### Quoted passage ###

Does Workers Comp Apply Before and After Work?
Under the Illinois Worker’s Compensation Act, certain injuries that occur “off-the-clock” are covered by workers’ compensation insurance, as long as there is a direct link between work and the injury.
Off-The Clock Injuries
Many work-related injuries that occur off-the-clock are denied by workers’ compensation insurance providers. However, certain types of injuries are actually covered under the Illinois Worker’s Compensation Act. There are several conditions listed that may be covered by workers’ compensation, if there is a direct association between the employee’s work and the injury. If a workers’ comp claim is improperly denied under these conditions, an Illinois work injury lawyer can investigate the claim.

### Data supplied ###

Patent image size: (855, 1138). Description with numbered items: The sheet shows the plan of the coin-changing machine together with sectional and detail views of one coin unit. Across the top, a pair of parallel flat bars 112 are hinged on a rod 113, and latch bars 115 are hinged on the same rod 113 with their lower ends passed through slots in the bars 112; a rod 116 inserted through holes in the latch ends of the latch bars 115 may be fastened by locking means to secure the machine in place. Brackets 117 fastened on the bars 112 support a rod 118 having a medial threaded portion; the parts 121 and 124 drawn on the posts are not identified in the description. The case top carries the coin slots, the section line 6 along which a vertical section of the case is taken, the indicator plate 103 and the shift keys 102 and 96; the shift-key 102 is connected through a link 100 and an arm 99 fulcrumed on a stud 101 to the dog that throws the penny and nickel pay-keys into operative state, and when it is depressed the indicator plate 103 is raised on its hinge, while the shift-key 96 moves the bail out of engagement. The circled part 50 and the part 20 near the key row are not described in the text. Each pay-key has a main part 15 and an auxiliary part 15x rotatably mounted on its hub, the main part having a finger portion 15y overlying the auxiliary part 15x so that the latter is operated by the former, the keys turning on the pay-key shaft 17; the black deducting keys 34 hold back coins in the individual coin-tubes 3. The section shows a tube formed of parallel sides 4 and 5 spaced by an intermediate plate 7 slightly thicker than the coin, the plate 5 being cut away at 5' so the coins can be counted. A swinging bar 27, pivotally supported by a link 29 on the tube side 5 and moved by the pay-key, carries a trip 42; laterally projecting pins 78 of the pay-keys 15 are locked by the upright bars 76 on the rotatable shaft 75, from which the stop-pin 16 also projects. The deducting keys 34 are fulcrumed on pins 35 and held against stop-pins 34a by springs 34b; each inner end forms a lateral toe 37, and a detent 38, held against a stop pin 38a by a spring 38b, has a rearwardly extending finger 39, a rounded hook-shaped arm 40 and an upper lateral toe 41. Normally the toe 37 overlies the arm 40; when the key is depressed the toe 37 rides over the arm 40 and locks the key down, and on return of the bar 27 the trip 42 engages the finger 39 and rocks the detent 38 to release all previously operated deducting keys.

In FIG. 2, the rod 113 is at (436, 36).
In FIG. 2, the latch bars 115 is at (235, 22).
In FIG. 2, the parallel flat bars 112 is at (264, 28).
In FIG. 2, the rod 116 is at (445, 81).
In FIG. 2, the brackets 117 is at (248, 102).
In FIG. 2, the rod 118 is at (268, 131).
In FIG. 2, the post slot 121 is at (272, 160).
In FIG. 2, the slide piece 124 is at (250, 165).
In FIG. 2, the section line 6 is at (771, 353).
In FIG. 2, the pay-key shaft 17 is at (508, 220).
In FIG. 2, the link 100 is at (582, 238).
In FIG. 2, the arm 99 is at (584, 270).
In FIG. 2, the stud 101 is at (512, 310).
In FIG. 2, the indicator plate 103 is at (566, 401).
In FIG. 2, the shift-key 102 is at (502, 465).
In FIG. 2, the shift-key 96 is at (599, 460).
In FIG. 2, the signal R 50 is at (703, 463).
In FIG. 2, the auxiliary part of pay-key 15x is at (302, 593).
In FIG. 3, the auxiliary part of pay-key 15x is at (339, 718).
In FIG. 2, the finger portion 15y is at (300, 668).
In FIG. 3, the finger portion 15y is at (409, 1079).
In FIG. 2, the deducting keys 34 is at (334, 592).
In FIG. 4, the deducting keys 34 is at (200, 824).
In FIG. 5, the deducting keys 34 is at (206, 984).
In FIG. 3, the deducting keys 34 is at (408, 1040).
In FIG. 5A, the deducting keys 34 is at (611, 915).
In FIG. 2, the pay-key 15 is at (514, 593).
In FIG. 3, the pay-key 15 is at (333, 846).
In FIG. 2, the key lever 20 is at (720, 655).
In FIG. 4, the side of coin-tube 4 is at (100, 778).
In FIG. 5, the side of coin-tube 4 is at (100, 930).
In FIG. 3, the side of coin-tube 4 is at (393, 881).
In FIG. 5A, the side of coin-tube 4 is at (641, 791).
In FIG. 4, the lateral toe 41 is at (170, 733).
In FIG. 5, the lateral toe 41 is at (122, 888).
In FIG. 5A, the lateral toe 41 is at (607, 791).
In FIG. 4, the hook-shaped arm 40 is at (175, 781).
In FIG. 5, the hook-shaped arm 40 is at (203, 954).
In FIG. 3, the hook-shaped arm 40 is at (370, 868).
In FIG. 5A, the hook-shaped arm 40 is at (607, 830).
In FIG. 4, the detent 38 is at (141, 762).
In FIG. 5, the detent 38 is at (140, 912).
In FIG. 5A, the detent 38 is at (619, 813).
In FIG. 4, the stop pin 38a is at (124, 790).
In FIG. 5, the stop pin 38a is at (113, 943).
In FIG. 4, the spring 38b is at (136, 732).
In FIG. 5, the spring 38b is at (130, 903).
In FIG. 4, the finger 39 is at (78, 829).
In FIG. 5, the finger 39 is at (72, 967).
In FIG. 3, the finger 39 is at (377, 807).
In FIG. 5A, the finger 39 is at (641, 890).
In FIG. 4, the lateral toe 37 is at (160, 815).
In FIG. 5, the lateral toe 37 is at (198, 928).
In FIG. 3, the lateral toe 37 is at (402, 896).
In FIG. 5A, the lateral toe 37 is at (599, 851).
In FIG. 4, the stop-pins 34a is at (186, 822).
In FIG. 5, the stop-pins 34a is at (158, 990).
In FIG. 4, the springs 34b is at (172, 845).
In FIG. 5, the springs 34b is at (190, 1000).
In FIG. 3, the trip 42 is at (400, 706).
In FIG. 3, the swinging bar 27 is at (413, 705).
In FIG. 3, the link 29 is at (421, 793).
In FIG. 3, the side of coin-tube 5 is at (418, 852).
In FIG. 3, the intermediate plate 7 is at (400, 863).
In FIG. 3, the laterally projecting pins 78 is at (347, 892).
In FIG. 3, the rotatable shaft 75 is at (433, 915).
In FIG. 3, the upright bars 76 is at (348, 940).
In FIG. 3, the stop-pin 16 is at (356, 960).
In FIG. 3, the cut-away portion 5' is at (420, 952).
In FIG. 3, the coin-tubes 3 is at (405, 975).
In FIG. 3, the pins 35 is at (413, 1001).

###

### Tasks for this exercise
a) Answer these questions from the passage on off-the-clock injuries:
(i) Which act covers certain injuries that occur off-the-clock?
(ii) What must exist between work and the injury for such an injury to be covered?
(iii) Who can investigate a claim that was improperly denied under these conditions?
b) Print the section of the passage on off-the-clock injuries that starts at "Under the Illinois Worker’s Compensation Act, certain" and ends at "between work and the injury.".

### Responses for each task
a)
(i) The Illinois Worker’s Compensation Act.
(ii) A direct link between work and the injury.
(iii) An Illinois work injury lawyer.

b)
Under the Illinois Worker’s Compensation Act, certain injuries that occur “off-the-clock” are covered by workers’ compensation insurance, as long as there is a direct link between work and the injury.